begin Input data

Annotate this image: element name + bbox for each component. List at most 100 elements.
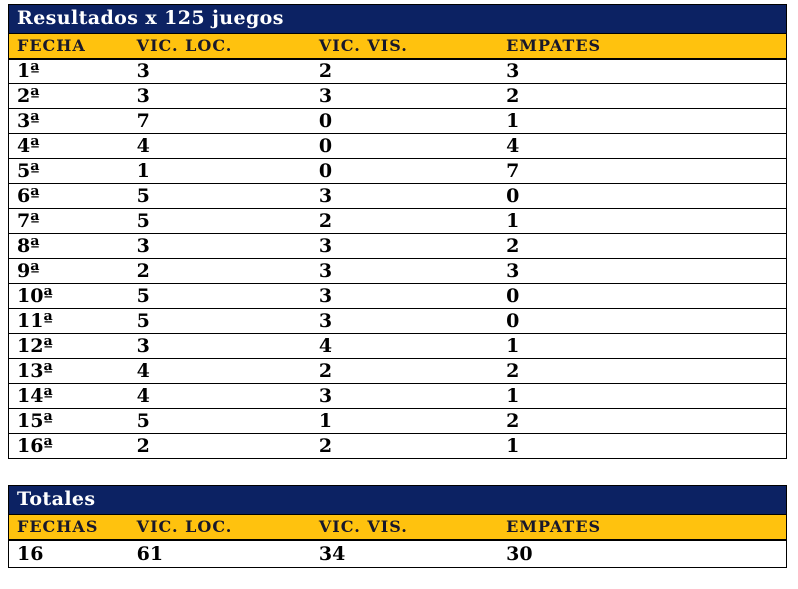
cell-fecha: 7ª [8,208,137,234]
totals-table: Totales FECHAS VIC. LOC. VIC. VIS. EMPAT… [8,485,787,568]
cell-vic-loc: 1 [136,158,319,184]
results-table-body: 1ª 3 2 3 2ª 3 3 2 3ª 7 0 1 4ª 4 0 4 5ª 1… [8,58,787,459]
totals-cell-vic-loc: 61 [136,539,319,568]
cell-empates: 1 [506,383,787,409]
results-title: Resultados x 125 juegos [8,4,787,34]
results-row: 15ª 5 1 2 [8,408,787,434]
cell-empates: 0 [506,183,787,209]
totals-title-bar: Totales [8,485,787,515]
column-header-total-empates: EMPATES [506,514,787,541]
cell-fecha: 11ª [8,308,137,334]
results-row: 14ª 4 3 1 [8,383,787,409]
cell-fecha: 5ª [8,158,137,184]
cell-vic-loc: 3 [136,58,319,84]
results-row: 7ª 5 2 1 [8,208,787,234]
cell-vic-vis: 3 [318,308,507,334]
cell-empates: 0 [506,283,787,309]
cell-fecha: 1ª [8,58,137,84]
results-header-row: FECHA VIC. LOC. VIC. VIS. EMPATES [8,33,787,60]
cell-vic-loc: 4 [136,358,319,384]
cell-empates: 1 [506,208,787,234]
results-row: 1ª 3 2 3 [8,58,787,84]
cell-vic-vis: 3 [318,258,507,284]
column-header-total-vic-loc: VIC. LOC. [136,514,319,541]
cell-vic-vis: 3 [318,183,507,209]
cell-vic-vis: 3 [318,233,507,259]
cell-fecha: 4ª [8,133,137,159]
cell-vic-loc: 7 [136,108,319,134]
cell-vic-loc: 3 [136,333,319,359]
cell-vic-vis: 3 [318,283,507,309]
column-header-total-vic-vis: VIC. VIS. [318,514,507,541]
results-row: 10ª 5 3 0 [8,283,787,309]
cell-fecha: 3ª [8,108,137,134]
cell-fecha: 14ª [8,383,137,409]
cell-fecha: 2ª [8,83,137,109]
results-row: 9ª 2 3 3 [8,258,787,284]
cell-vic-vis: 2 [318,208,507,234]
results-table: Resultados x 125 juegos FECHA VIC. LOC. … [8,4,787,459]
cell-empates: 4 [506,133,787,159]
cell-vic-vis: 2 [318,58,507,84]
cell-empates: 1 [506,433,787,459]
cell-vic-loc: 5 [136,208,319,234]
cell-empates: 2 [506,233,787,259]
results-row: 12ª 3 4 1 [8,333,787,359]
cell-empates: 1 [506,108,787,134]
cell-vic-vis: 3 [318,83,507,109]
cell-vic-vis: 2 [318,358,507,384]
cell-vic-vis: 0 [318,108,507,134]
cell-empates: 3 [506,258,787,284]
cell-vic-loc: 5 [136,283,319,309]
cell-empates: 2 [506,408,787,434]
cell-vic-loc: 3 [136,233,319,259]
cell-vic-loc: 4 [136,133,319,159]
results-row: 5ª 1 0 7 [8,158,787,184]
results-row: 4ª 4 0 4 [8,133,787,159]
cell-fecha: 10ª [8,283,137,309]
results-row: 2ª 3 3 2 [8,83,787,109]
cell-empates: 1 [506,333,787,359]
column-header-vic-vis: VIC. VIS. [318,33,507,60]
cell-empates: 3 [506,58,787,84]
cell-vic-loc: 2 [136,433,319,459]
cell-vic-vis: 3 [318,383,507,409]
cell-vic-vis: 1 [318,408,507,434]
totals-cell-vic-vis: 34 [318,539,507,568]
cell-fecha: 8ª [8,233,137,259]
cell-empates: 0 [506,308,787,334]
cell-fecha: 13ª [8,358,137,384]
totals-cell-fechas: 16 [8,539,137,568]
results-row: 8ª 3 3 2 [8,233,787,259]
cell-fecha: 12ª [8,333,137,359]
cell-vic-loc: 4 [136,383,319,409]
results-row: 3ª 7 0 1 [8,108,787,134]
results-row: 11ª 5 3 0 [8,308,787,334]
cell-vic-vis: 2 [318,433,507,459]
results-row: 6ª 5 3 0 [8,183,787,209]
column-header-empates: EMPATES [506,33,787,60]
cell-fecha: 9ª [8,258,137,284]
cell-vic-loc: 5 [136,308,319,334]
cell-fecha: 15ª [8,408,137,434]
cell-vic-vis: 0 [318,133,507,159]
cell-empates: 7 [506,158,787,184]
cell-vic-loc: 3 [136,83,319,109]
totals-cell-empates: 30 [506,539,787,568]
column-header-fecha: FECHA [8,33,137,60]
cell-vic-vis: 0 [318,158,507,184]
column-header-fechas: FECHAS [8,514,137,541]
totals-title: Totales [8,485,787,515]
cell-vic-vis: 4 [318,333,507,359]
cell-fecha: 16ª [8,433,137,459]
cell-vic-loc: 2 [136,258,319,284]
cell-vic-loc: 5 [136,408,319,434]
totals-row: 16 61 34 30 [8,539,787,568]
results-row: 16ª 2 2 1 [8,433,787,459]
cell-empates: 2 [506,358,787,384]
totals-header-row: FECHAS VIC. LOC. VIC. VIS. EMPATES [8,514,787,541]
cell-empates: 2 [506,83,787,109]
results-title-bar: Resultados x 125 juegos [8,4,787,34]
column-header-vic-loc: VIC. LOC. [136,33,319,60]
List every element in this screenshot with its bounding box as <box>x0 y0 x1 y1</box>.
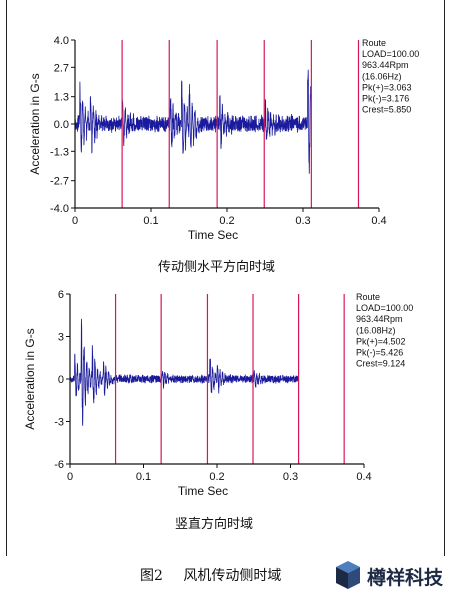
chart-1-y-tick-label-2: 2.7 <box>54 62 69 74</box>
cube-logo-icon <box>336 561 360 589</box>
chart-2-info-line-2: LOAD=100.00 <box>356 303 413 313</box>
chart-1-y-tick-label-3: 1.3 <box>54 92 69 104</box>
figure-caption: 图2 风机传动侧时域 <box>140 565 297 585</box>
chart-1-info-line-3: 963.44Rpm <box>362 60 409 70</box>
chart-2-x-tick-label-1: 0 <box>67 471 73 483</box>
chart-1-info-line-1: Route <box>362 38 386 48</box>
chart-1-x-tick-label-1: 0 <box>72 215 78 227</box>
logo-text: 樽祥科技 <box>367 567 444 589</box>
figure-title: 风机传动侧时域 <box>183 568 282 584</box>
chart-2-caption: 竖直方向时域 <box>175 517 254 532</box>
chart-1-y-tick-label-7: -4.0 <box>50 203 69 215</box>
chart-2-info-line-1: Route <box>356 292 380 302</box>
figure-number: 图2 <box>140 568 163 584</box>
chart-2-x-tick-label-2: 0.1 <box>136 471 151 483</box>
chart-2-info-line-6: Pk(-)=5.426 <box>356 348 403 358</box>
chart-1-x-tick-label-5: 0.4 <box>371 215 386 227</box>
chart-1-x-tick-label-3: 0.2 <box>219 215 234 227</box>
chart-2-y-tick-label-2: 3 <box>58 332 64 344</box>
chart-2-waveform <box>69 318 299 426</box>
chart-canvas: 4.02.71.30.0-1.3-2.7-4.00 0.1 0.2 0.3 0.4Tim… <box>23 35 419 498</box>
chart-1-y-tick-label-1: 4.0 <box>54 35 69 47</box>
chart-1-y-tick-label-5: -1.3 <box>50 146 69 158</box>
chart-1-caption: 传动侧水平方向时域 <box>158 260 276 275</box>
chart-2-y-axis-title: Acceleration in G-s <box>23 328 37 429</box>
company-logo: 樽祥科技 <box>333 558 445 592</box>
chart-2-y-tick-label-4: -3 <box>54 417 64 429</box>
chart-2-info-line-7: Crest=9.124 <box>356 359 405 369</box>
chart-1-waveform <box>74 69 311 174</box>
chart-2-y-tick-label-1: 6 <box>58 289 64 301</box>
chart-1-y-axis-title: Acceleration in G-s <box>28 73 42 174</box>
chart-2-x-axis-title: Time Sec <box>178 484 228 498</box>
chart-1-info-line-6: Pk(-)=3.176 <box>362 94 409 104</box>
figure-frame <box>6 0 445 556</box>
chart-1-x-tick-label-2: 0.1 <box>143 215 158 227</box>
chart-2-info-line-4: (16.08Hz) <box>356 325 396 335</box>
chart-2-info-line-3: 963.44Rpm <box>356 314 403 324</box>
chart-1-info-line-7: Crest=5.850 <box>362 105 411 115</box>
chart-2-y-tick-label-5: -6 <box>54 459 64 471</box>
chart-1-x-tick-label-4: 0.3 <box>295 215 310 227</box>
chart-1-info-line-4: (16.06Hz) <box>362 71 402 81</box>
chart-2-x-tick-label-4: 0.3 <box>283 471 298 483</box>
chart-2-x-tick-label-3: 0.2 <box>209 471 224 483</box>
chart-1-info-line-2: LOAD=100.00 <box>362 49 419 59</box>
chart-1-info-line-5: Pk(+)=3.063 <box>362 82 412 92</box>
chart-2-x-tick-label-5: 0.4 <box>356 471 371 483</box>
chart-1-y-tick-label-6: -2.7 <box>50 176 69 188</box>
chart-1-x-axis-title: Time Sec <box>188 228 238 242</box>
chart-1-y-tick-label-4: 0.0 <box>54 119 69 131</box>
chart-2-info-line-5: Pk(+)=4.502 <box>356 336 406 346</box>
chart-2-y-tick-label-3: 0 <box>58 374 64 386</box>
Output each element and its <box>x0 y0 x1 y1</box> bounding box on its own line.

end Input data

Please copy from the material, unchanged, every line from the line with "cell-fecha: 7ª [8,208,137,234]" up to and including the line with "cell-empates: 1 [506,383,787,409]".

- **Right answer**:
cell-fecha: 7ª [8,208,137,234]
totals-table: Totales FECHAS VIC. LOC. VIC. VIS. EMPAT… [8,485,787,568]
cell-vic-loc: 1 [136,158,319,184]
results-table-body: 1ª 3 2 3 2ª 3 3 2 3ª 7 0 1 4ª 4 0 4 5ª 1… [8,58,787,459]
totals-cell-vic-loc: 61 [136,539,319,568]
cell-empates: 1 [506,383,787,409]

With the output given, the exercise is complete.